Retype each entry below, keeping every character the same.

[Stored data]
********************

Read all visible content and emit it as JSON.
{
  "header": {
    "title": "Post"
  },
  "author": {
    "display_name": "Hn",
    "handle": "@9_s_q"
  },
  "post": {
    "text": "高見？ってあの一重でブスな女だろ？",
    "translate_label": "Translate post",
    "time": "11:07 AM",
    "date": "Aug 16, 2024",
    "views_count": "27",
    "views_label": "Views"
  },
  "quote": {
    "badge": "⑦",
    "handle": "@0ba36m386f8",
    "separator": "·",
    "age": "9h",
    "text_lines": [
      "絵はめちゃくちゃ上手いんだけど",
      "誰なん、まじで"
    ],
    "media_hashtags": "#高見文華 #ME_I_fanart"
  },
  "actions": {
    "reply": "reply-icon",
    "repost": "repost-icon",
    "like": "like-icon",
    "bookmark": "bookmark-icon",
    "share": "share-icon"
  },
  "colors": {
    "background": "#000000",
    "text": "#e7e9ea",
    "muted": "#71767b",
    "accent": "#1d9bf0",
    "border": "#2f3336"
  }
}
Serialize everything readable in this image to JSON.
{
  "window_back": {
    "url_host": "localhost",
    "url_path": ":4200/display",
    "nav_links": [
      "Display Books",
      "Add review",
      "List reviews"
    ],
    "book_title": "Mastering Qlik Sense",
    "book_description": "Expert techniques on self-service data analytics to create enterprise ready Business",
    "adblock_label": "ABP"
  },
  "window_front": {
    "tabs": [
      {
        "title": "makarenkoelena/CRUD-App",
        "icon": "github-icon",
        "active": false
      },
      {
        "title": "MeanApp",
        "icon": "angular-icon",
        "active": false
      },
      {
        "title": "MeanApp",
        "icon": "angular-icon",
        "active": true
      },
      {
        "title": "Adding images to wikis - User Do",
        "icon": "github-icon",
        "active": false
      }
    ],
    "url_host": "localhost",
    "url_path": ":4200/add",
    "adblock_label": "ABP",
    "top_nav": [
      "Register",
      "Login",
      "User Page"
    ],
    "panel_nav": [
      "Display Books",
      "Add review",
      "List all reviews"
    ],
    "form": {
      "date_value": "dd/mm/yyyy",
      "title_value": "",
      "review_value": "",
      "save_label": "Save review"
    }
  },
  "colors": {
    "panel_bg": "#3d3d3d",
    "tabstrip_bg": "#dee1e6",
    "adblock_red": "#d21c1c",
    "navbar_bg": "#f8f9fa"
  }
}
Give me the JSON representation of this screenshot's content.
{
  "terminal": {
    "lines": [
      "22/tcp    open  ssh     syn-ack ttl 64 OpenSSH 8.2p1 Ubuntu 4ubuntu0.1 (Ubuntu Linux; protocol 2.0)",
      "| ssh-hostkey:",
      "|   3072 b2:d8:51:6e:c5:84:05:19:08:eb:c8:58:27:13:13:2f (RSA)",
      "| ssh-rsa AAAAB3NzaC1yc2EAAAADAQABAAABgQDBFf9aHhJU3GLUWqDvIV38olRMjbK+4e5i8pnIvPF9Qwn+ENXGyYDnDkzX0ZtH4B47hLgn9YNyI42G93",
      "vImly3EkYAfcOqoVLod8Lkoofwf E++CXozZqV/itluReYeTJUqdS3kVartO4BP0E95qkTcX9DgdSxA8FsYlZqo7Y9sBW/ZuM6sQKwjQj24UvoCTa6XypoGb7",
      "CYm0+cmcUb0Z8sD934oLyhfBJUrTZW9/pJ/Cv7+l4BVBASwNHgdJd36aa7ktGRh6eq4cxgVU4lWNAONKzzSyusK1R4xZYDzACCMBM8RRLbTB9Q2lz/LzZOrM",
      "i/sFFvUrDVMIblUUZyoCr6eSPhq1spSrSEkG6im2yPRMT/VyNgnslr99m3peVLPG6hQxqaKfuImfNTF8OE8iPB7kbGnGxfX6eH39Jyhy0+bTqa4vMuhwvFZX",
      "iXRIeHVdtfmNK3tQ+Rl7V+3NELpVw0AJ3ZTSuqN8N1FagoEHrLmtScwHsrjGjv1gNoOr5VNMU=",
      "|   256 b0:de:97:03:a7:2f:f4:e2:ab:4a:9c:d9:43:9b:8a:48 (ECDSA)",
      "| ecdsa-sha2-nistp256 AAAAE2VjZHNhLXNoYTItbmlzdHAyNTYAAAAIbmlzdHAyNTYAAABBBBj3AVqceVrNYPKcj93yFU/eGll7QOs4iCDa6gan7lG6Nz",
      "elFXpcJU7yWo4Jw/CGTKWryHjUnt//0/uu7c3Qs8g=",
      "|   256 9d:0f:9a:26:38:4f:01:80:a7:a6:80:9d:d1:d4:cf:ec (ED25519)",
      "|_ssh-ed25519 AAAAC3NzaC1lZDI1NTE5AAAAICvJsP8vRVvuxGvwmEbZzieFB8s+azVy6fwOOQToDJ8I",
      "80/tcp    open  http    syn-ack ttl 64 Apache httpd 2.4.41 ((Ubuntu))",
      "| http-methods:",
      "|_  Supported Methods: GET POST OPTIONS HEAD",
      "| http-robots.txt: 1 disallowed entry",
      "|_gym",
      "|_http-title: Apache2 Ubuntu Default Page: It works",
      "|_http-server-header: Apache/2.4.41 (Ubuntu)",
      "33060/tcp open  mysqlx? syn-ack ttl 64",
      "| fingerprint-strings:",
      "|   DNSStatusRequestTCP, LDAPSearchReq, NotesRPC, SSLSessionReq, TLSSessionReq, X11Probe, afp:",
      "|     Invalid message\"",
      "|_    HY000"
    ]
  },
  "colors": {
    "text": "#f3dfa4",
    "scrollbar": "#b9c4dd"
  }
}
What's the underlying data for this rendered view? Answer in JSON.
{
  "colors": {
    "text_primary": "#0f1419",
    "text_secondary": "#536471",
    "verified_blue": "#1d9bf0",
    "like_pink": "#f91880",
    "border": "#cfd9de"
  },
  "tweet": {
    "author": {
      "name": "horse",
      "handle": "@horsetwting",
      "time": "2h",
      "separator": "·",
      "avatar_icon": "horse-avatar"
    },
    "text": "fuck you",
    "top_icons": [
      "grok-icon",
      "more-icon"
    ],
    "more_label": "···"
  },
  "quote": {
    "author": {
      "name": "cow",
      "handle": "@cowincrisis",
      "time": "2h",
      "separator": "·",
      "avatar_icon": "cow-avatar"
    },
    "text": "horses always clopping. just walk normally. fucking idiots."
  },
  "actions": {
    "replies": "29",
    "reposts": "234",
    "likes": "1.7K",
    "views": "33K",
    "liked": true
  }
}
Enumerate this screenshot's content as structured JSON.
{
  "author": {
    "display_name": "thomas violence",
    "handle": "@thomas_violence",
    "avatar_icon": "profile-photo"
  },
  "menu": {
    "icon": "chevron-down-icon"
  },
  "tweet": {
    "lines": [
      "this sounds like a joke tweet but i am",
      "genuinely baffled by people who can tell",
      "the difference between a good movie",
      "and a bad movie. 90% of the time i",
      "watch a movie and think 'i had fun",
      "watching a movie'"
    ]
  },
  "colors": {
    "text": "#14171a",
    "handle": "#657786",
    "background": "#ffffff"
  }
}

********************

- **ANSWER TO THIS PROBLEM**
Read all visible content and emit it as JSON.
{
  "header": {
    "title": "Post"
  },
  "author": {
    "display_name": "Hn",
    "handle": "@9_s_q"
  },
  "post": {
    "text": "高見？ってあの一重でブスな女だろ？",
    "translate_label": "Translate post",
    "time": "11:07 AM",
    "date": "Aug 16, 2024",
    "views_count": "27",
    "views_label": "Views"
  },
  "quote": {
    "badge": "⑦",
    "handle": "@0ba36m386f8",
    "separator": "·",
    "age": "9h",
    "text_lines": [
      "絵はめちゃくちゃ上手いんだけど",
      "誰なん、まじで"
    ],
    "media_hashtags": "#高見文華 #ME_I_fanart"
  },
  "actions": {
    "reply": "reply-icon",
    "repost": "repost-icon",
    "like": "like-icon",
    "bookmark": "bookmark-icon",
    "share": "share-icon"
  },
  "colors": {
    "background": "#000000",
    "text": "#e7e9ea",
    "muted": "#71767b",
    "accent": "#1d9bf0",
    "border": "#2f3336"
  }
}
Serialize everything readable in this image to JSON.
{
  "window_back": {
    "url_host": "localhost",
    "url_path": ":4200/display",
    "nav_links": [
      "Display Books",
      "Add review",
      "List reviews"
    ],
    "book_title": "Mastering Qlik Sense",
    "book_description": "Expert techniques on self-service data analytics to create enterprise ready Business",
    "adblock_label": "ABP"
  },
  "window_front": {
    "tabs": [
      {
        "title": "makarenkoelena/CRUD-App",
        "icon": "github-icon",
        "active": false
      },
      {
        "title": "MeanApp",
        "icon": "angular-icon",
        "active": false
      },
      {
        "title": "MeanApp",
        "icon": "angular-icon",
        "active": true
      },
      {
        "title": "Adding images to wikis - User Do",
        "icon": "github-icon",
        "active": false
      }
    ],
    "url_host": "localhost",
    "url_path": ":4200/add",
    "adblock_label": "ABP",
    "top_nav": [
      "Register",
      "Login",
      "User Page"
    ],
    "panel_nav": [
      "Display Books",
      "Add review",
      "List all reviews"
    ],
    "form": {
      "date_value": "dd/mm/yyyy",
      "title_value": "",
      "review_value": "",
      "save_label": "Save review"
    }
  },
  "colors": {
    "panel_bg": "#3d3d3d",
    "tabstrip_bg": "#dee1e6",
    "adblock_red": "#d21c1c",
    "navbar_bg": "#f8f9fa"
  }
}
Give me the JSON representation of this screenshot's content.
{
  "terminal": {
    "lines": [
      "22/tcp    open  ssh     syn-ack ttl 64 OpenSSH 8.2p1 Ubuntu 4ubuntu0.1 (Ubuntu Linux; protocol 2.0)",
      "| ssh-hostkey:",
      "|   3072 b2:d8:51:6e:c5:84:05:19:08:eb:c8:58:27:13:13:2f (RSA)",
      "| ssh-rsa AAAAB3NzaC1yc2EAAAADAQABAAABgQDBFf9aHhJU3GLUWqDvIV38olRMjbK+4e5i8pnIvPF9Qwn+ENXGyYDnDkzX0ZtH4B47hLgn9YNyI42G93",
      "vImly3EkYAfcOqoVLod8Lkoofwf E++CXozZqV/itluReYeTJUqdS3kVartO4BP0E95qkTcX9DgdSxA8FsYlZqo7Y9sBW/ZuM6sQKwjQj24UvoCTa6XypoGb7",
      "CYm0+cmcUb0Z8sD934oLyhfBJUrTZW9/pJ/Cv7+l4BVBASwNHgdJd36aa7ktGRh6eq4cxgVU4lWNAONKzzSyusK1R4xZYDzACCMBM8RRLbTB9Q2lz/LzZOrM",
      "i/sFFvUrDVMIblUUZyoCr6eSPhq1spSrSEkG6im2yPRMT/VyNgnslr99m3peVLPG6hQxqaKfuImfNTF8OE8iPB7kbGnGxfX6eH39Jyhy0+bTqa4vMuhwvFZX",
      "iXRIeHVdtfmNK3tQ+Rl7V+3NELpVw0AJ3ZTSuqN8N1FagoEHrLmtScwHsrjGjv1gNoOr5VNMU=",
      "|   256 b0:de:97:03:a7:2f:f4:e2:ab:4a:9c:d9:43:9b:8a:48 (ECDSA)",
      "| ecdsa-sha2-nistp256 AAAAE2VjZHNhLXNoYTItbmlzdHAyNTYAAAAIbmlzdHAyNTYAAABBBBj3AVqceVrNYPKcj93yFU/eGll7QOs4iCDa6gan7lG6Nz",
      "elFXpcJU7yWo4Jw/CGTKWryHjUnt//0/uu7c3Qs8g=",
      "|   256 9d:0f:9a:26:38:4f:01:80:a7:a6:80:9d:d1:d4:cf:ec (ED25519)",
      "|_ssh-ed25519 AAAAC3NzaC1lZDI1NTE5AAAAICvJsP8vRVvuxGvwmEbZzieFB8s+azVy6fwOOQToDJ8I",
      "80/tcp    open  http    syn-ack ttl 64 Apache httpd 2.4.41 ((Ubuntu))",
      "| http-methods:",
      "|_  Supported Methods: GET POST OPTIONS HEAD",
      "| http-robots.txt: 1 disallowed entry",
      "|_gym",
      "|_http-title: Apache2 Ubuntu Default Page: It works",
      "|_http-server-header: Apache/2.4.41 (Ubuntu)",
      "33060/tcp open  mysqlx? syn-ack ttl 64",
      "| fingerprint-strings:",
      "|   DNSStatusRequestTCP, LDAPSearchReq, NotesRPC, SSLSessionReq, TLSSessionReq, X11Probe, afp:",
      "|     Invalid message\"",
      "|_    HY000"
    ]
  },
  "colors": {
    "text": "#f3dfa4",
    "scrollbar": "#b9c4dd"
  }
}
What's the underlying data for this rendered view? Answer in JSON.
{
  "colors": {
    "text_primary": "#0f1419",
    "text_secondary": "#536471",
    "verified_blue": "#1d9bf0",
    "like_pink": "#f91880",
    "border": "#cfd9de"
  },
  "tweet": {
    "author": {
      "name": "horse",
      "handle": "@horsetwting",
      "time": "2h",
      "separator": "·",
      "avatar_icon": "horse-avatar"
    },
    "text": "fuck you",
    "top_icons": [
      "grok-icon",
      "more-icon"
    ],
    "more_label": "···"
  },
  "quote": {
    "author": {
      "name": "cow",
      "handle": "@cowincrisis",
      "time": "2h",
      "separator": "·",
      "avatar_icon": "cow-avatar"
    },
    "text": "horses always clopping. just walk normally. fucking idiots."
  },
  "actions": {
    "replies": "29",
    "reposts": "234",
    "likes": "1.7K",
    "views": "33K",
    "liked": true
  }
}
Enumerate this screenshot's content as structured JSON.
{
  "author": {
    "display_name": "thomas violence",
    "handle": "@thomas_violence",
    "avatar_icon": "profile-photo"
  },
  "menu": {
    "icon": "chevron-down-icon"
  },
  "tweet": {
    "lines": [
      "this sounds like a joke tweet but i am",
      "genuinely baffled by people who can tell",
      "the difference between a good movie",
      "and a bad movie. 90% of the time i",
      "watch a movie and think 'i had fun",
      "watching a movie'"
    ]
  },
  "colors": {
    "text": "#14171a",
    "handle": "#657786",
    "background": "#ffffff"
  }
}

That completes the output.